- [Problem to work on]:
Of the lines in these entries, how many contain the string "Dunn"? Give the number and nothing else.

- [Data supplied]:
------

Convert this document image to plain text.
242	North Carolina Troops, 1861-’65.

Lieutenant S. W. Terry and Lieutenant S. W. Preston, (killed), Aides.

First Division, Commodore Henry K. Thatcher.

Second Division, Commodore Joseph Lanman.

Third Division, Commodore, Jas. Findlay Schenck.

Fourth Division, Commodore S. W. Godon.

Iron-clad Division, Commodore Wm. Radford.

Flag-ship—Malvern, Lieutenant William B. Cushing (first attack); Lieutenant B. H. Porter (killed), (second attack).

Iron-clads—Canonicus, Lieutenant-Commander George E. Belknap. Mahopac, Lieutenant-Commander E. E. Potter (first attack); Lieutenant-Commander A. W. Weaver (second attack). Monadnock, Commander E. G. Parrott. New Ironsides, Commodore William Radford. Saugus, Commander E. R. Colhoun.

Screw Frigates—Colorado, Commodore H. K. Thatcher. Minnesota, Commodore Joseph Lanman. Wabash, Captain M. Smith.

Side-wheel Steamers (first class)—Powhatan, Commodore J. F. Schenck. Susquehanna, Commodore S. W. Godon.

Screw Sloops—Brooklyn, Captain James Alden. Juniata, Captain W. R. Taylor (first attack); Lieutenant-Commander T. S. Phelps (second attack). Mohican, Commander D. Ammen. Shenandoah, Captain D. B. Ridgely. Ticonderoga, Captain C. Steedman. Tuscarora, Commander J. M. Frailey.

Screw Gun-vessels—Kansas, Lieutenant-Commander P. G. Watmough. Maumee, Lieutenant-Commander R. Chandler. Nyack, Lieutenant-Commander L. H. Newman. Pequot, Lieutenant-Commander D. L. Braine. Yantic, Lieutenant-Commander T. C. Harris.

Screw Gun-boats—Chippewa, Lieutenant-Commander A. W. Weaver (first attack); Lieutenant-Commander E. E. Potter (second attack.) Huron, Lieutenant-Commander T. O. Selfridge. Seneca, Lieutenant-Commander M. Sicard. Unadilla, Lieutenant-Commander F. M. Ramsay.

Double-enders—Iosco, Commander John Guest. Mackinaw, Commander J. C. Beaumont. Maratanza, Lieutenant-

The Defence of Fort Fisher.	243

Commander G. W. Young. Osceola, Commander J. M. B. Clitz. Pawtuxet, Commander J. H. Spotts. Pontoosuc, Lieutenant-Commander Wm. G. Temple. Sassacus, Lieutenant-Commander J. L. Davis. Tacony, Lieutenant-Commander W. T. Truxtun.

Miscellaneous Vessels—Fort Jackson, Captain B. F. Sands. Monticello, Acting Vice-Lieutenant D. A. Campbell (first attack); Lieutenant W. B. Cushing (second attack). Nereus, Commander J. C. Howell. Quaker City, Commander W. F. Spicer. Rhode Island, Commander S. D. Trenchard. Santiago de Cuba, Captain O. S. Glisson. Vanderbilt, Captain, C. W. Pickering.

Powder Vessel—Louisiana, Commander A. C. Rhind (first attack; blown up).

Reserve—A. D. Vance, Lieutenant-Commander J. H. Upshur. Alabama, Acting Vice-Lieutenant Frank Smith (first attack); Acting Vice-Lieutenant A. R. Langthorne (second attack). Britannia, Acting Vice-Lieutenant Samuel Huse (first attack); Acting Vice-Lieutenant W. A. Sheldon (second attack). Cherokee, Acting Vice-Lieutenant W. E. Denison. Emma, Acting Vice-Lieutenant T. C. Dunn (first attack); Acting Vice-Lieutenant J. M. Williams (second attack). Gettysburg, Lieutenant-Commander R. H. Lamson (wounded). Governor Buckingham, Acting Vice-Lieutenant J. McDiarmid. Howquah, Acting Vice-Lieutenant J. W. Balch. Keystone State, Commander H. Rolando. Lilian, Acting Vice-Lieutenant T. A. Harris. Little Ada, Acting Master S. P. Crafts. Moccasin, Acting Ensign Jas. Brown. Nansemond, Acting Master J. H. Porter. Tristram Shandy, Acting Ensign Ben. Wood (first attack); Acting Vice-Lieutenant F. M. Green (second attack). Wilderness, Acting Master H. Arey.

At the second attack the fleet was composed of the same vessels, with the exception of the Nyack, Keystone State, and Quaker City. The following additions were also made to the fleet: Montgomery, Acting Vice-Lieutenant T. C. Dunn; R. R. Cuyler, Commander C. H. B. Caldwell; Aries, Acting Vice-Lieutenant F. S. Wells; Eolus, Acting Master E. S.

------

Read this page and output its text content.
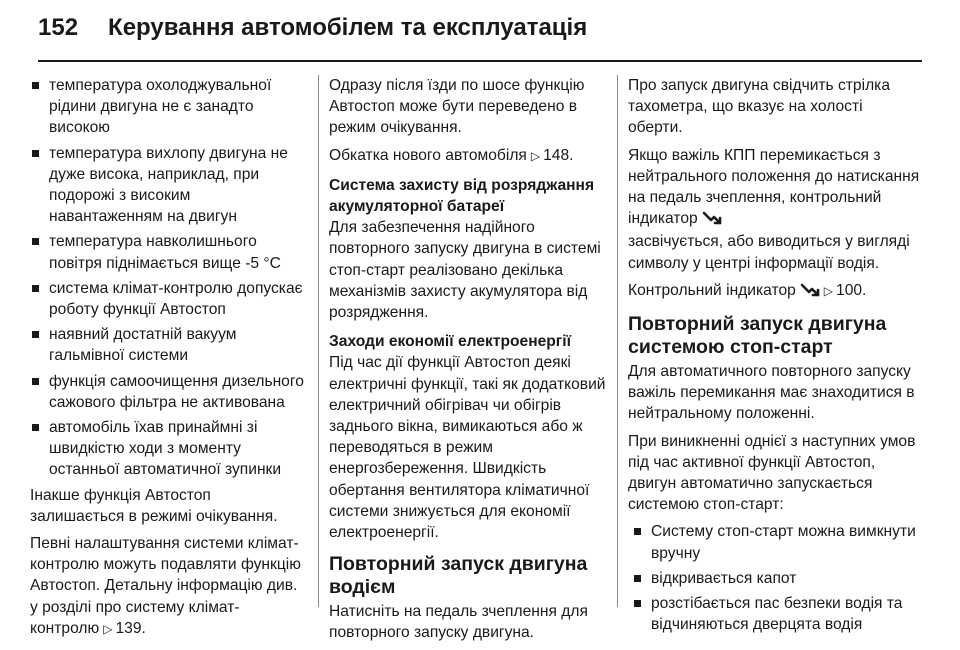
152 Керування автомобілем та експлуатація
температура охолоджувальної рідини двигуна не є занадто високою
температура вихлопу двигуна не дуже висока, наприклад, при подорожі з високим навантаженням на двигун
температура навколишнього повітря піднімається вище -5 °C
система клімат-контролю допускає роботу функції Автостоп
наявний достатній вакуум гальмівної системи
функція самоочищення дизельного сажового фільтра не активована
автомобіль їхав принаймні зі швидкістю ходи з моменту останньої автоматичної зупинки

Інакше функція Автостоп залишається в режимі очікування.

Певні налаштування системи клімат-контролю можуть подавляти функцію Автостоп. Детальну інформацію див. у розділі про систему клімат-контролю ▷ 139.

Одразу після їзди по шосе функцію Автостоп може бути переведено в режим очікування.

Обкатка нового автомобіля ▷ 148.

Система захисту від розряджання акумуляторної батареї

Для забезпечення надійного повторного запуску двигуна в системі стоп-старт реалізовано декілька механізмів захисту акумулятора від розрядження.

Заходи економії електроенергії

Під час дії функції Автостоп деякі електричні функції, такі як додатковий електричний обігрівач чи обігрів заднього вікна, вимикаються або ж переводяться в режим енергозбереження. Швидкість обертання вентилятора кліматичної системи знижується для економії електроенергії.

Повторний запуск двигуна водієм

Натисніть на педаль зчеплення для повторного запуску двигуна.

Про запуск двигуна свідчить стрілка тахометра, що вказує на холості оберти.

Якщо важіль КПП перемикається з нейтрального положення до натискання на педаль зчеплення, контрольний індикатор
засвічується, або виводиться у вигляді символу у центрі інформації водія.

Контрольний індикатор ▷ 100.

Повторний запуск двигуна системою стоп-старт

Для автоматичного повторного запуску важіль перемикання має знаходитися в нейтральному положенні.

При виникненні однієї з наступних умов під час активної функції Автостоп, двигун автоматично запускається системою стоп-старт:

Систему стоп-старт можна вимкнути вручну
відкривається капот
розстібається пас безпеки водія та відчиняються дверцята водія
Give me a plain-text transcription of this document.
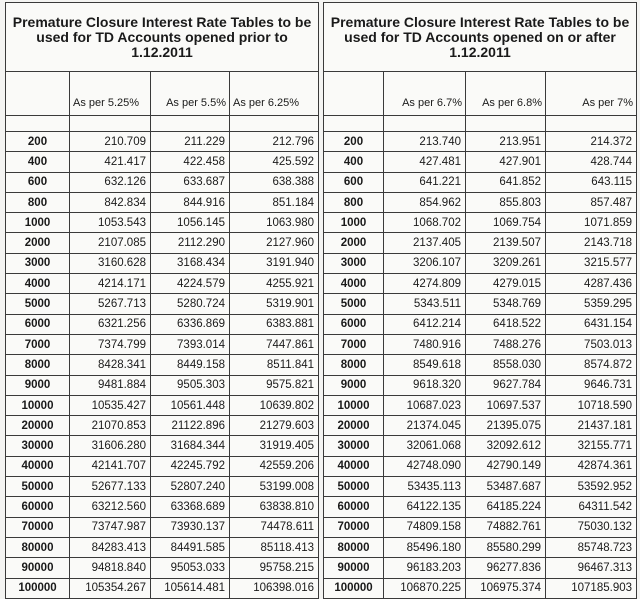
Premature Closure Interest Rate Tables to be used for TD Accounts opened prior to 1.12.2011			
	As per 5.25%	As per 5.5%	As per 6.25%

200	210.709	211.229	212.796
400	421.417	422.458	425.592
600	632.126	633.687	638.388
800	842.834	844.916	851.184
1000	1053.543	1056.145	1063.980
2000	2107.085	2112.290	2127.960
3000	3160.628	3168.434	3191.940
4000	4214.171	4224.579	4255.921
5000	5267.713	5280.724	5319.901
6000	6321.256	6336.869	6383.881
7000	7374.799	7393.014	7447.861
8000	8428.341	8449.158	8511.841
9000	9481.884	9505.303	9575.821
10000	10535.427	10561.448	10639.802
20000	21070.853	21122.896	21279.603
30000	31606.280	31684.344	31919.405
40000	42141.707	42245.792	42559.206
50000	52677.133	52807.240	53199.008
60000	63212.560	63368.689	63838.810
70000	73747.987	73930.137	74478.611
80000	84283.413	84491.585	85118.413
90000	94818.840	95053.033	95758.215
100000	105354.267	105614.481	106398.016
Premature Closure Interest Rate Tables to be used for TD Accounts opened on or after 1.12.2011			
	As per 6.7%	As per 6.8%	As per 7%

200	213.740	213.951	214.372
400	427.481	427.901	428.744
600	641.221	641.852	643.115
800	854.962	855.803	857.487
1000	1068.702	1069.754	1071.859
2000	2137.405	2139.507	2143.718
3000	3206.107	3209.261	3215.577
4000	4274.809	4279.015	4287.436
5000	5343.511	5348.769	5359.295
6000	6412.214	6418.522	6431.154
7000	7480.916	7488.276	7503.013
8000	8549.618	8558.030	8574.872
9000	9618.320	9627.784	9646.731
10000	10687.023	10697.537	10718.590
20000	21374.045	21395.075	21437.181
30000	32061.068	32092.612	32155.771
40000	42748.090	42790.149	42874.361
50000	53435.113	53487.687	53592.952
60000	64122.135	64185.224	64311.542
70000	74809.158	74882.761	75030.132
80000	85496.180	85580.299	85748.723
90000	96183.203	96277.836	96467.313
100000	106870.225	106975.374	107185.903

------

- [Task response]:
2